▶ [Request] Copy every line of the listing that holds the string "oscillations".

▶ [Saved data entries]
-- START --
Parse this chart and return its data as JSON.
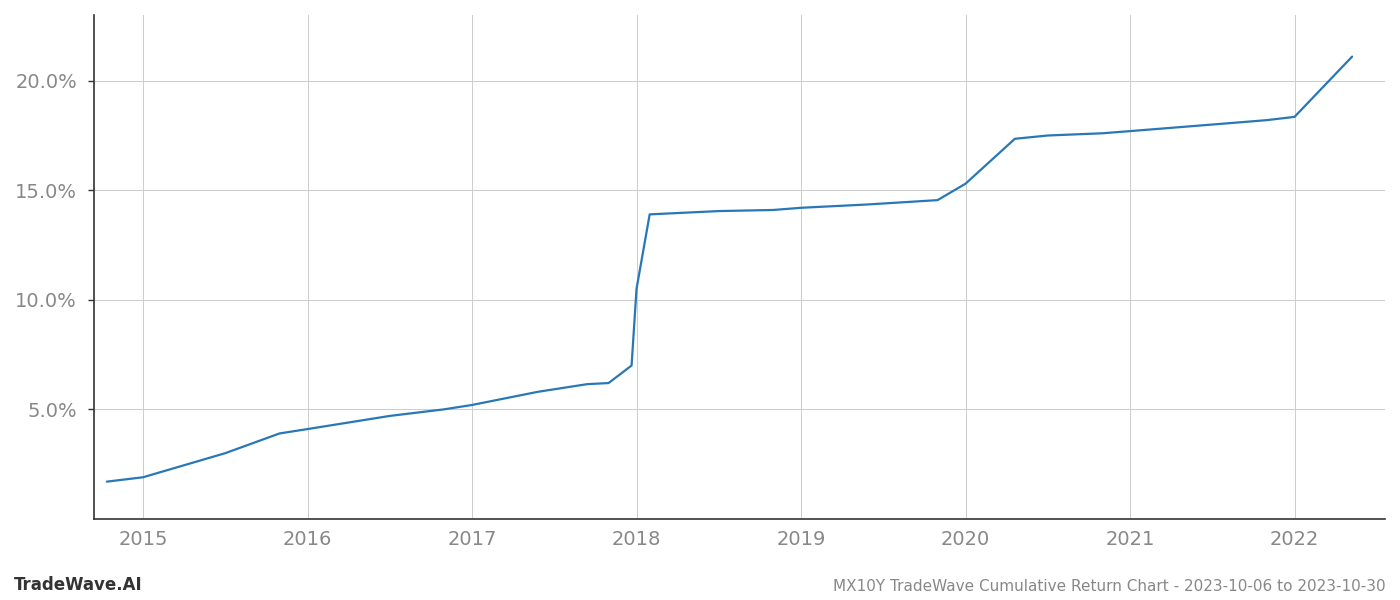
{
  "title": "MX10Y TradeWave Cumulative Return Chart - 2023-10-06 to 2023-10-30",
  "watermark": "TradeWave.AI",
  "line_color": "#2878b8",
  "line_width": 1.6,
  "background_color": "#ffffff",
  "grid_color": "#cccccc",
  "x_values": [
    2014.78,
    2015.0,
    2015.5,
    2015.83,
    2016.0,
    2016.5,
    2016.83,
    2017.0,
    2017.4,
    2017.7,
    2017.83,
    2017.97,
    2018.0,
    2018.08,
    2018.5,
    2018.83,
    2019.0,
    2019.4,
    2019.83,
    2020.0,
    2020.3,
    2020.5,
    2020.83,
    2021.0,
    2021.5,
    2021.83,
    2022.0,
    2022.35
  ],
  "y_values": [
    1.7,
    1.9,
    3.0,
    3.9,
    4.1,
    4.7,
    5.0,
    5.2,
    5.8,
    6.15,
    6.2,
    7.0,
    10.5,
    13.9,
    14.05,
    14.1,
    14.2,
    14.35,
    14.55,
    15.3,
    17.35,
    17.5,
    17.6,
    17.7,
    18.0,
    18.2,
    18.35,
    21.1
  ],
  "yticks": [
    5.0,
    10.0,
    15.0,
    20.0
  ],
  "ytick_labels": [
    "5.0%",
    "10.0%",
    "15.0%",
    "20.0%"
  ],
  "xtick_years": [
    2015,
    2016,
    2017,
    2018,
    2019,
    2020,
    2021,
    2022
  ],
  "xlim": [
    2014.7,
    2022.55
  ],
  "ylim": [
    0.0,
    23.0
  ]
}
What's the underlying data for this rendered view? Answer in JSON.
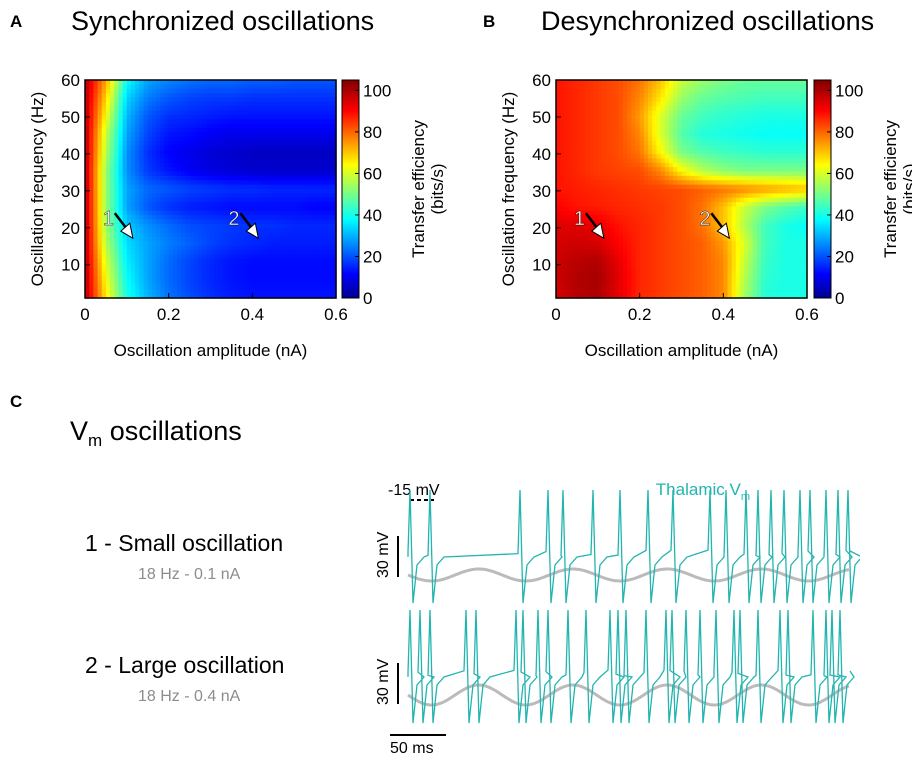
{
  "panels": {
    "A": {
      "letter": "A",
      "title": "Synchronized oscillations"
    },
    "B": {
      "letter": "B",
      "title": "Desynchronized oscillations"
    },
    "C": {
      "letter": "C",
      "title_main": "V",
      "title_sub": "m",
      "title_rest": " oscillations"
    }
  },
  "heatmap_axes": {
    "xlabel": "Oscillation amplitude (nA)",
    "ylabel": "Oscillation frequency (Hz)",
    "x_ticks": [
      "0",
      "0.2",
      "0.4",
      "0.6"
    ],
    "y_ticks": [
      "10",
      "20",
      "30",
      "40",
      "50",
      "60"
    ],
    "colorbar_label_line1": "Transfer efficiency",
    "colorbar_label_line2": "(bits/s)",
    "colorbar_ticks": [
      "0",
      "20",
      "40",
      "60",
      "80",
      "100"
    ],
    "marker_1": "1",
    "marker_2": "2"
  },
  "traces": {
    "legend": "Thalamic V",
    "legend_sub": "m",
    "spike_label": "-15 mV",
    "scale_v": "30 mV",
    "scale_t": "50 ms",
    "trace_color": "#22b5b0",
    "sine_color": "#bbbbbb",
    "row1_label": "1 - Small oscillation",
    "row1_sub": "18 Hz - 0.1 nA",
    "row2_label": "2 - Large oscillation",
    "row2_sub": "18 Hz - 0.4 nA"
  },
  "chart_data": [
    {
      "type": "heatmap",
      "title": "Synchronized oscillations",
      "xlabel": "Oscillation amplitude (nA)",
      "ylabel": "Oscillation frequency (Hz)",
      "xlim": [
        0,
        0.6
      ],
      "ylim": [
        1,
        60
      ],
      "clim": [
        0,
        105
      ],
      "colormap": "jet",
      "x": [
        0,
        0.05,
        0.1,
        0.15,
        0.2,
        0.25,
        0.3,
        0.35,
        0.4,
        0.45,
        0.5,
        0.55,
        0.6
      ],
      "y": [
        60,
        55,
        50,
        45,
        40,
        35,
        30,
        25,
        20,
        15,
        10,
        5,
        1
      ],
      "z": [
        [
          100,
          75,
          40,
          30,
          27,
          25,
          24,
          24,
          23,
          23,
          22,
          22,
          22
        ],
        [
          100,
          70,
          35,
          26,
          22,
          20,
          19,
          19,
          18,
          18,
          18,
          18,
          18
        ],
        [
          100,
          65,
          32,
          22,
          18,
          17,
          16,
          15,
          15,
          15,
          15,
          15,
          15
        ],
        [
          100,
          60,
          30,
          20,
          15,
          14,
          12,
          11,
          11,
          11,
          11,
          11,
          11
        ],
        [
          100,
          58,
          28,
          18,
          13,
          11,
          9,
          8,
          7,
          7,
          7,
          7,
          7
        ],
        [
          100,
          55,
          28,
          19,
          15,
          12,
          10,
          9,
          8,
          8,
          8,
          8,
          8
        ],
        [
          100,
          55,
          30,
          24,
          22,
          20,
          19,
          18,
          18,
          17,
          17,
          17,
          17
        ],
        [
          100,
          55,
          30,
          22,
          18,
          16,
          15,
          14,
          14,
          14,
          14,
          13,
          13
        ],
        [
          100,
          56,
          34,
          28,
          24,
          21,
          20,
          19,
          18,
          18,
          17,
          17,
          17
        ],
        [
          100,
          58,
          36,
          30,
          26,
          23,
          20,
          18,
          17,
          16,
          16,
          16,
          16
        ],
        [
          100,
          62,
          38,
          30,
          24,
          20,
          17,
          15,
          14,
          14,
          14,
          14,
          14
        ],
        [
          100,
          65,
          40,
          30,
          24,
          20,
          17,
          15,
          14,
          14,
          14,
          14,
          14
        ],
        [
          100,
          68,
          42,
          32,
          25,
          21,
          18,
          16,
          15,
          15,
          15,
          15,
          15
        ]
      ],
      "annotations": [
        {
          "label": "1",
          "x": 0.1,
          "y": 18
        },
        {
          "label": "2",
          "x": 0.4,
          "y": 18
        }
      ]
    },
    {
      "type": "heatmap",
      "title": "Desynchronized oscillations",
      "xlabel": "Oscillation amplitude (nA)",
      "ylabel": "Oscillation frequency (Hz)",
      "xlim": [
        0,
        0.6
      ],
      "ylim": [
        1,
        60
      ],
      "clim": [
        0,
        105
      ],
      "colormap": "jet",
      "x": [
        0,
        0.05,
        0.1,
        0.15,
        0.2,
        0.25,
        0.3,
        0.35,
        0.4,
        0.45,
        0.5,
        0.55,
        0.6
      ],
      "y": [
        60,
        55,
        50,
        45,
        40,
        35,
        30,
        25,
        20,
        15,
        10,
        5,
        1
      ],
      "z": [
        [
          90,
          88,
          86,
          84,
          80,
          72,
          60,
          55,
          52,
          50,
          50,
          50,
          50
        ],
        [
          90,
          88,
          86,
          84,
          78,
          68,
          55,
          50,
          48,
          47,
          46,
          46,
          46
        ],
        [
          90,
          88,
          86,
          84,
          76,
          62,
          50,
          46,
          44,
          43,
          42,
          42,
          42
        ],
        [
          90,
          88,
          86,
          84,
          78,
          62,
          48,
          43,
          42,
          41,
          40,
          40,
          40
        ],
        [
          90,
          88,
          86,
          84,
          80,
          66,
          52,
          48,
          46,
          45,
          44,
          44,
          44
        ],
        [
          90,
          88,
          86,
          85,
          84,
          78,
          66,
          58,
          54,
          52,
          52,
          52,
          52
        ],
        [
          90,
          89,
          88,
          87,
          86,
          85,
          84,
          82,
          80,
          78,
          76,
          74,
          72
        ],
        [
          92,
          90,
          89,
          88,
          87,
          86,
          84,
          80,
          72,
          60,
          52,
          48,
          45
        ],
        [
          95,
          95,
          94,
          90,
          88,
          86,
          84,
          80,
          72,
          58,
          46,
          42,
          40
        ],
        [
          96,
          97,
          96,
          92,
          88,
          86,
          84,
          82,
          76,
          62,
          46,
          42,
          42
        ],
        [
          97,
          99,
          100,
          94,
          88,
          86,
          84,
          82,
          78,
          60,
          45,
          42,
          42
        ],
        [
          97,
          100,
          101,
          95,
          88,
          86,
          84,
          82,
          78,
          58,
          44,
          42,
          42
        ],
        [
          96,
          99,
          100,
          94,
          88,
          86,
          84,
          82,
          78,
          56,
          43,
          42,
          42
        ]
      ],
      "annotations": [
        {
          "label": "1",
          "x": 0.1,
          "y": 18
        },
        {
          "label": "2",
          "x": 0.4,
          "y": 18
        }
      ]
    },
    {
      "type": "line",
      "title": "",
      "series": [
        {
          "name": "Thalamic Vm",
          "x": [
            0,
            20,
            55,
            85,
            120,
            150,
            175,
            190,
            205,
            230,
            250,
            275,
            300,
            320,
            335,
            345,
            360,
            375,
            380,
            400,
            420,
            435
          ],
          "values": [
            -15,
            -15,
            -60,
            -62,
            -55,
            -15,
            -15,
            -58,
            -15,
            -15,
            -15,
            -55,
            -15,
            -15,
            -15,
            -15,
            -15,
            -15,
            -15,
            -15,
            -15,
            -50
          ]
        },
        {
          "name": "oscillation",
          "x": [
            0,
            440
          ],
          "values": [
            -68,
            -68
          ]
        }
      ],
      "annotations": [
        "1 - Small oscillation",
        "18 Hz - 0.1 nA"
      ]
    },
    {
      "type": "line",
      "title": "",
      "series": [
        {
          "name": "Thalamic Vm",
          "x": [
            0,
            8,
            20,
            65,
            75,
            105,
            110,
            125,
            135,
            155,
            170,
            195,
            205,
            210,
            230,
            250,
            255,
            265,
            280,
            300,
            320,
            325,
            345,
            365,
            375,
            400,
            410,
            415,
            425
          ],
          "values": [
            -15,
            -15,
            -15,
            -15,
            -15,
            -15,
            -15,
            -15,
            -15,
            -15,
            -15,
            -15,
            -15,
            -15,
            -15,
            -15,
            -15,
            -15,
            -15,
            -15,
            -15,
            -15,
            -15,
            -15,
            -15,
            -15,
            -15,
            -15,
            -15
          ]
        },
        {
          "name": "oscillation",
          "x": [
            0,
            440
          ],
          "values": [
            -68,
            -68
          ]
        }
      ],
      "annotations": [
        "2 - Large oscillation",
        "18 Hz - 0.4 nA"
      ]
    }
  ]
}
-- END --
▶ [Exercise solution]
      "title": "Synchronized oscillations"
      "title": "Desynchronized oscillations"
      "title_rest": " oscillations"
      "title": "Synchronized oscillations",
      "title": "Desynchronized oscillations",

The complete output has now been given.